The problem ::
In the entries below, find each line with the word "changes" and pull it out.

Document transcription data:
^^^^^^^^
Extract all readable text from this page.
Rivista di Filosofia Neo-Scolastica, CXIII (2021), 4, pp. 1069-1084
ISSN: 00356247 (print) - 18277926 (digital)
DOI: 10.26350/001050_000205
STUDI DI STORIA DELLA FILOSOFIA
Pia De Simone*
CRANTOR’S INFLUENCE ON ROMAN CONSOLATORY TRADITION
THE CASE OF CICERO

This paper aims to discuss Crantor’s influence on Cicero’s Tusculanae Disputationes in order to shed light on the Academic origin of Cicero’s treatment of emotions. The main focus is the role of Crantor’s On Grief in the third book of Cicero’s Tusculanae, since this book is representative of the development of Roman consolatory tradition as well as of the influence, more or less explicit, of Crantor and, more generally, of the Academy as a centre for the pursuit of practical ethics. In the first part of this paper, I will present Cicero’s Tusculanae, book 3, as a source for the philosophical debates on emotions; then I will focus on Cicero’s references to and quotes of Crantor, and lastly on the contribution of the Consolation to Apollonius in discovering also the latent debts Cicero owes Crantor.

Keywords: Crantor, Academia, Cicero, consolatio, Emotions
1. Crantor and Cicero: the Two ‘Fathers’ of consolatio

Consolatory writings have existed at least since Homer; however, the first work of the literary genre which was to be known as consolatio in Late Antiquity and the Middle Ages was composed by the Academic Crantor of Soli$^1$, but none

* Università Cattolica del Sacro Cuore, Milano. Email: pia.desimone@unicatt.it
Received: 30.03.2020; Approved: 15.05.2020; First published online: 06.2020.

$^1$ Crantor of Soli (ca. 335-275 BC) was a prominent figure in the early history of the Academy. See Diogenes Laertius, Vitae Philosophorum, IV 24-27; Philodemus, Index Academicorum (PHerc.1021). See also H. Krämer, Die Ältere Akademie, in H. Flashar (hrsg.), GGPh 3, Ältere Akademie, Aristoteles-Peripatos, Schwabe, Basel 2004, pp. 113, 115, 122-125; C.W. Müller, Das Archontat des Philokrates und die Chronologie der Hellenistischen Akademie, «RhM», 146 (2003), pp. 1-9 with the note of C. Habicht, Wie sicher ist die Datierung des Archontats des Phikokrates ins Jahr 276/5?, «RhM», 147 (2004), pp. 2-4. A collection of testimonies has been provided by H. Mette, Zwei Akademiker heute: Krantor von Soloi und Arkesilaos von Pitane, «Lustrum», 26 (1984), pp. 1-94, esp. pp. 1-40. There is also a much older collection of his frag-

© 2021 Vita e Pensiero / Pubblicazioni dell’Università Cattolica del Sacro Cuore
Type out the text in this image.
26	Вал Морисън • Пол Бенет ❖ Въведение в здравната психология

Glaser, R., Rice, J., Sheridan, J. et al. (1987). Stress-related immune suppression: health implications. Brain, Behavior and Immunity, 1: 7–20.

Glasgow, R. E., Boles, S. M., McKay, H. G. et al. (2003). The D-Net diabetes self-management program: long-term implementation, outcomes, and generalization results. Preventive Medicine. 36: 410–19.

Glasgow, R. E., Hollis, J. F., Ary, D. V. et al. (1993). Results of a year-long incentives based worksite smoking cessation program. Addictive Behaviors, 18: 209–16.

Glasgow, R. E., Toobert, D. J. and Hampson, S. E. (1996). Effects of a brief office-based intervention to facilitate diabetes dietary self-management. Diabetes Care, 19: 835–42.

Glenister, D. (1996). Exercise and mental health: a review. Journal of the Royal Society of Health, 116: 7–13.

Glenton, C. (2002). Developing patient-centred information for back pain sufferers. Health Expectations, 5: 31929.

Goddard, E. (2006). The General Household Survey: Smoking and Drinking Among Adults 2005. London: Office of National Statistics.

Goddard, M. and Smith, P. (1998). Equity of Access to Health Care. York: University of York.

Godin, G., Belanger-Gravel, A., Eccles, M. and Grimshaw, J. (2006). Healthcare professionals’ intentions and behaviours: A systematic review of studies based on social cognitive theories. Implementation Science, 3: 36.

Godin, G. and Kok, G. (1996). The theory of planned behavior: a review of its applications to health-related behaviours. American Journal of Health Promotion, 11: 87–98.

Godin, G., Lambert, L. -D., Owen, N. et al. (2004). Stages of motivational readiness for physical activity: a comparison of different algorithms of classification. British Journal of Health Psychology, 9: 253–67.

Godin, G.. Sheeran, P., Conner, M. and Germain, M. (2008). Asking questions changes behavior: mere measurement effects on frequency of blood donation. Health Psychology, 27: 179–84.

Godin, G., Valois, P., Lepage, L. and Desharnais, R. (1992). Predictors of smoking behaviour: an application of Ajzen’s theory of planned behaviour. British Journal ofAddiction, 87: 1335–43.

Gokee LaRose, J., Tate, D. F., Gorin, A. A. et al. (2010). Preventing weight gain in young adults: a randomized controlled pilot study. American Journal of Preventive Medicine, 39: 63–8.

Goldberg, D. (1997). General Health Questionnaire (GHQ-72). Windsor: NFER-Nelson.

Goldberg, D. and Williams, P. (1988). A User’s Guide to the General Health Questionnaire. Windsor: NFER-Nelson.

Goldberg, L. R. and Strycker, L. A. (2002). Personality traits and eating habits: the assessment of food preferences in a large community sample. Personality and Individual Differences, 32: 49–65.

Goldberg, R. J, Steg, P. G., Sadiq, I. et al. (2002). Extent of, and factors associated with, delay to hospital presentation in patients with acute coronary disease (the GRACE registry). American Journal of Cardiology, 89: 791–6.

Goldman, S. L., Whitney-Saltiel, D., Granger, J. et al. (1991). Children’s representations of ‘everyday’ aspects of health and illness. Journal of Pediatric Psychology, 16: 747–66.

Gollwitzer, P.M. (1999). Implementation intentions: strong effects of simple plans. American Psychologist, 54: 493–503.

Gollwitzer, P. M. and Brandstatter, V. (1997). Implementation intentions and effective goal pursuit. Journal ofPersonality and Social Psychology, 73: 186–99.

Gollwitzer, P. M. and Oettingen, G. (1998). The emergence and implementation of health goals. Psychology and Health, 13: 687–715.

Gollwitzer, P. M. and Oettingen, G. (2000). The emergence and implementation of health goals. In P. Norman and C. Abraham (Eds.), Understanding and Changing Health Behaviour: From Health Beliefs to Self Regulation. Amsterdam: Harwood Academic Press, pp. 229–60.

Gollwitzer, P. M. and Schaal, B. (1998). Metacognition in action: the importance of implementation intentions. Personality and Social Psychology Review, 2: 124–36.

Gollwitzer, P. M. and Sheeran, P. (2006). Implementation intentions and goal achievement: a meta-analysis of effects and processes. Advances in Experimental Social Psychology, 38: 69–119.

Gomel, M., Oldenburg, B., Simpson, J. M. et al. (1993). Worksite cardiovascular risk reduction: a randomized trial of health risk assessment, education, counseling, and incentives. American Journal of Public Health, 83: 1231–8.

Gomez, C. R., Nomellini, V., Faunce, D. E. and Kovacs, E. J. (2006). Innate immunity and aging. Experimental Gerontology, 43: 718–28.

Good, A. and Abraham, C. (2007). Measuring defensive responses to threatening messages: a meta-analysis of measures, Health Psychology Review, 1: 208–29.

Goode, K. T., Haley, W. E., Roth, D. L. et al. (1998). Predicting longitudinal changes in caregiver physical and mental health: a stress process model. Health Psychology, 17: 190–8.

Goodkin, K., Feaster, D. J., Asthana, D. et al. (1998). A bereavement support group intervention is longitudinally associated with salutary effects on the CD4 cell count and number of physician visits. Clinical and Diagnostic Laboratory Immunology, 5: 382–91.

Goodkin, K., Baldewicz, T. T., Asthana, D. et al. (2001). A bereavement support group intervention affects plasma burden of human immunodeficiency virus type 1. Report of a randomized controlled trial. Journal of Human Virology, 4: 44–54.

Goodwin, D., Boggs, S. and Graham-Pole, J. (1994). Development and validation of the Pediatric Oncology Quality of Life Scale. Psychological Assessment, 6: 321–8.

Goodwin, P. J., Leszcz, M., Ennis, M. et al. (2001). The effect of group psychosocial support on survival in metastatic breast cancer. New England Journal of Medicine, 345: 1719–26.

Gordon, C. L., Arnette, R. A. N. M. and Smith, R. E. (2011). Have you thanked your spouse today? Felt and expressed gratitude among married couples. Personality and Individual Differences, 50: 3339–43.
^^^^^^^^
Exercise response ::
Godin, G.. Sheeran, P., Conner, M. and Germain, M. (2008). Asking questions changes behavior: mere measurement effects on frequency of blood donation. Health Psychology, 27: 179–84.
Goode, K. T., Haley, W. E., Roth, D. L. et al. (1998). Predicting longitudinal changes in caregiver physical and mental health: a stress process model. Health Psychology, 17: 190–8.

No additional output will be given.